Requirement:
Answer these questions from the text on consciousness research below:
(a) Which practices of connectedness does the text list?
(b) Insights from which disciplines are layered on top of those practices?
(c) What does the text call a leader's consciousness?

** Page text follows **

Consciousness research is no longer a futuristic mission as it has rapidly and truly entered the fields of leadership development, neuroscience, the study of emotional intelligence, mindfulness in management, as well as “leadership and the new science” with its worldview of fundamental interconnectedness.
Such research is shedding new light on the power of practices of connectedness, such as deep dialogue, meditation, nature immersion, art, relational leadership, and practices for health and thriving, to transform a leader’s consciousness as the highest point of leverage for entrepreneurial creativity that embeds social purpose. Layered on top of such practices are insights from quantum physics and related disciplines that offer a radically different view of organizational life. Such insights help managers understand how the reflective and relational practices work to change a person at the deepest level of their identity. By giving people an experience of connectedness that increases their relational awareness of how their actions impact others and nature, and then reframing that experience through the lens of new paradigm science, leaders choose to pursue business as a force for good not only because of the analytic business case for it, which remains important, but because of who they are being.

** End of Page text **
** Data for review follows **

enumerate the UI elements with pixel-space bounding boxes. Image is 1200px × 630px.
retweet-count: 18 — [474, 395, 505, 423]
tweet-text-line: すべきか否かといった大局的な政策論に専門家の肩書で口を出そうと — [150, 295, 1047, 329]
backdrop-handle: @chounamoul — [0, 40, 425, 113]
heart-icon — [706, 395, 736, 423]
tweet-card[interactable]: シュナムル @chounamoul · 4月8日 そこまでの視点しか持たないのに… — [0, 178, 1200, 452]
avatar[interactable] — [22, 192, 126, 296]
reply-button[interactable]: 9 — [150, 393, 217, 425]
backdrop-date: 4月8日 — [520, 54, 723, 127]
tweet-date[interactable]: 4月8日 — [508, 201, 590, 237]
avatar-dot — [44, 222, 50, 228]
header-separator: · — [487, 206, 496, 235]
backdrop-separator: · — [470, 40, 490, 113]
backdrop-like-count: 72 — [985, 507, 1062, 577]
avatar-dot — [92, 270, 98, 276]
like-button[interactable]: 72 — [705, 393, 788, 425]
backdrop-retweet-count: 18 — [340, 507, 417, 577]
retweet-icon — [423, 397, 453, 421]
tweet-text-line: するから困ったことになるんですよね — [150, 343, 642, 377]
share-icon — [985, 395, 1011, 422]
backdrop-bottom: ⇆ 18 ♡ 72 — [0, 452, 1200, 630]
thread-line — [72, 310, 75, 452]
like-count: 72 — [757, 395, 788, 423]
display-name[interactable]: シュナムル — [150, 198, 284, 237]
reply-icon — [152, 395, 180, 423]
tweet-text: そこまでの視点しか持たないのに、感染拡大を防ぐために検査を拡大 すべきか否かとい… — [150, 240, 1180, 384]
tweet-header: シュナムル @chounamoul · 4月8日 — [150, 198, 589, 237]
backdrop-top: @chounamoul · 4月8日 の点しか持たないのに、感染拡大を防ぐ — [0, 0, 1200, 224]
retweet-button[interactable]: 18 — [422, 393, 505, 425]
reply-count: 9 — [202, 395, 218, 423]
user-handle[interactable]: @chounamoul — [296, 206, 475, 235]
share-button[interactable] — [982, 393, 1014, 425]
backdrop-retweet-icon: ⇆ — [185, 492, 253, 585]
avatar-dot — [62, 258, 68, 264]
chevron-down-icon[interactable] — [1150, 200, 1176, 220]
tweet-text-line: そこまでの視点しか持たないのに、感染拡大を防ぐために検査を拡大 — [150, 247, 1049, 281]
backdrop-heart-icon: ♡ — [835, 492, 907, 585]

** End of Data for review **

Exercise response:
(a) Deep dialogue, meditation, nature immersion, art, relational leadership, and practices for health and thriving.
(b) Quantum physics and related disciplines.
(c) The highest point of leverage for entrepreneurial creativity that embeds social purpose.